** Opening Document excerpt block **

Section 3. As full compensation for the services performed and the
facilities furnished by the Administrator, the Administrator shall receive a fee
from the Trust, computed daily and paid monthly, at an annual rate equal to
0.035% of the average daily net assets of the Trust.
Section 4. The Administrator assumes no responsibility under this
Agreement other than to render the services called for hereunder, and
specifically assumes no responsibilities for investment advice or the investment
or reinvestment of Trust assets.
Section 5. The Administrator shall not be liable for any error of
judgment or for any loss suffered by the Trust in connection with the matters to
which this Agreement relates, except a loss resulting from wilful misfeasance,
bad faith or gross negligence on its part in the performance of its duties or
from reckless disregard by it of its obligations and duties under this
Agreement.
Section 6. The Administrator may subcontract for the performance of its
obligations hereunder with any one or more persons; provided, however, that the
Administrator shall not enter into any such subcontract unless the Trustees of
the Trust shall have found the subcontracting party to be qualified to perform
the obligations sought to be subcontracted; and provided, further, that unless
the Trust otherwise expressly agrees in writing, the Administrator shall be as
fully responsible to the Trust for the acts and omissions of any subcontractor
as it would be for its own acts or omissions. If permitted by the
subadministration agreement between the Administrator and the Subadministrator,
the Subadministrator may authorize and permit any of its trustees, officers and
employees who may be elected as officers of the Trust to serve in the capacities
in which they are elected and the Subadministrator will pay the salaries of all
personnel of the Trust who are affiliated with the Subadministrator.
Section 7. This Agreement shall become effective on the date determined
by mutual agreement of the parties. This Agreement shall continue in effect for
successive annual periods, but only so long as its continuance is specifically
approved at least annually in the same manner as an investment advisory contract
under the 1940 Act; provided, however, that this Agreement may be terminated by
the Trust at any time, without the payment of any penalty, by the Trustees of
the Trust or by a vote of a majority of the outstanding voting securities (as
defined in the 1940 Act) of the Trust, upon not less than 60 days' written
notice to the Administrator, or by the Administrator at any time, without the
payment of any penalty, upon not less than 90 days' written notice to the Trust.
This Agreement shall terminate automatically in the event of its assignment (as
defined in the 1940 Act).
Section 8. Nothing in this Agreement shall limit or restrict the right
of any trustee, officer or employee of the Administrator who may also be an
officer or employee of the Trust to engage in any other business or to devote
his time and attention in part to the management or other aspects of any
business, whether of a similar or a dissimilar nature, nor limit or restrict the
right of the Administrator to engage in any other business or to render services
of any kind to any other corporation, firm, individual or association.

** Closing Document excerpt block **

* [Task to complete]:
Answer these questions using the administration agreement excerpt above:
1. At what annual rate is the Administrator's fee computed?
2. How many days' written notice must the Administrator give the Trust to terminate the Agreement?
3. Who pays the salaries of Trust personnel affiliated with the Subadministrator?

** Opening Dataset content block **

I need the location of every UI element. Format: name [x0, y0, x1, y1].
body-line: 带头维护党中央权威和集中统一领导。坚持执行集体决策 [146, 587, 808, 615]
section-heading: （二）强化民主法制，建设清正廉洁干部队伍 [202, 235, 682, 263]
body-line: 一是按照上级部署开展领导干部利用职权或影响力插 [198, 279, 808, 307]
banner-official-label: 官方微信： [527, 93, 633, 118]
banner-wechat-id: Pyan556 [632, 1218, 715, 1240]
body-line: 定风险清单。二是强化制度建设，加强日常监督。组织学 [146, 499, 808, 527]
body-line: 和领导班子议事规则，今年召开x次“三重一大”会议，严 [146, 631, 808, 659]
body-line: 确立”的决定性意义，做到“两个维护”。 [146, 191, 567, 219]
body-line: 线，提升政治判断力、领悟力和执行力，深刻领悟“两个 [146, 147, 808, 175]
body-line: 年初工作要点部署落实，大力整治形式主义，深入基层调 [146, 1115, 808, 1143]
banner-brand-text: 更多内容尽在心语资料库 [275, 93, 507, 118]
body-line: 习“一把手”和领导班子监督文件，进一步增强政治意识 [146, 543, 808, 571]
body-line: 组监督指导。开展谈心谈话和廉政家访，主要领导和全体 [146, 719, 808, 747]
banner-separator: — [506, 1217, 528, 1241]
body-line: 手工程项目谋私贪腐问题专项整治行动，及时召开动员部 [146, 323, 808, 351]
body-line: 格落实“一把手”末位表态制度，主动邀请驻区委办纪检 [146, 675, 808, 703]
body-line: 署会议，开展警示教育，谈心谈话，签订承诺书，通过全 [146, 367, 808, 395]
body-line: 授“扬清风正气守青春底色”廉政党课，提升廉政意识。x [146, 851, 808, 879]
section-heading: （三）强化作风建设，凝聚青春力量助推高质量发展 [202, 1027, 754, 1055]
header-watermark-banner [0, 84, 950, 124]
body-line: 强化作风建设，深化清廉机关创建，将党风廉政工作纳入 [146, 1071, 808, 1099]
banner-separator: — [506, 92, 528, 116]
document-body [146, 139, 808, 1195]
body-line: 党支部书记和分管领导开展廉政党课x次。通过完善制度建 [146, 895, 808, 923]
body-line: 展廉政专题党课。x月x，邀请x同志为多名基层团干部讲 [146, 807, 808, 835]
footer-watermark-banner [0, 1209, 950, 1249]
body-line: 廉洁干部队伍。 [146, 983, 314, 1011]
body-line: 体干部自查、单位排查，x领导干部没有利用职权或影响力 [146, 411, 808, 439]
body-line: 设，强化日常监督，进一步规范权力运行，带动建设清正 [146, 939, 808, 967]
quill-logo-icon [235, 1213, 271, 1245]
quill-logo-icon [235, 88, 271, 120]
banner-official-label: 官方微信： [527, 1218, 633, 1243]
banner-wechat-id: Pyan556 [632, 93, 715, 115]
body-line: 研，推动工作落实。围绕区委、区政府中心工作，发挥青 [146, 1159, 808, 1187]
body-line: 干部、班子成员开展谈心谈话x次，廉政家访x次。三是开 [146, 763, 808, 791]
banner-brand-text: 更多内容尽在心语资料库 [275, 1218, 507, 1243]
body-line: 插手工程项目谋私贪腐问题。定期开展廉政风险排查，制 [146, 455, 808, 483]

** Closing Dataset content block **

* [Your response]:
1. 0.035% of the average daily net assets of the Trust.
2. Not less than 90 days.
3. The Subadministrator.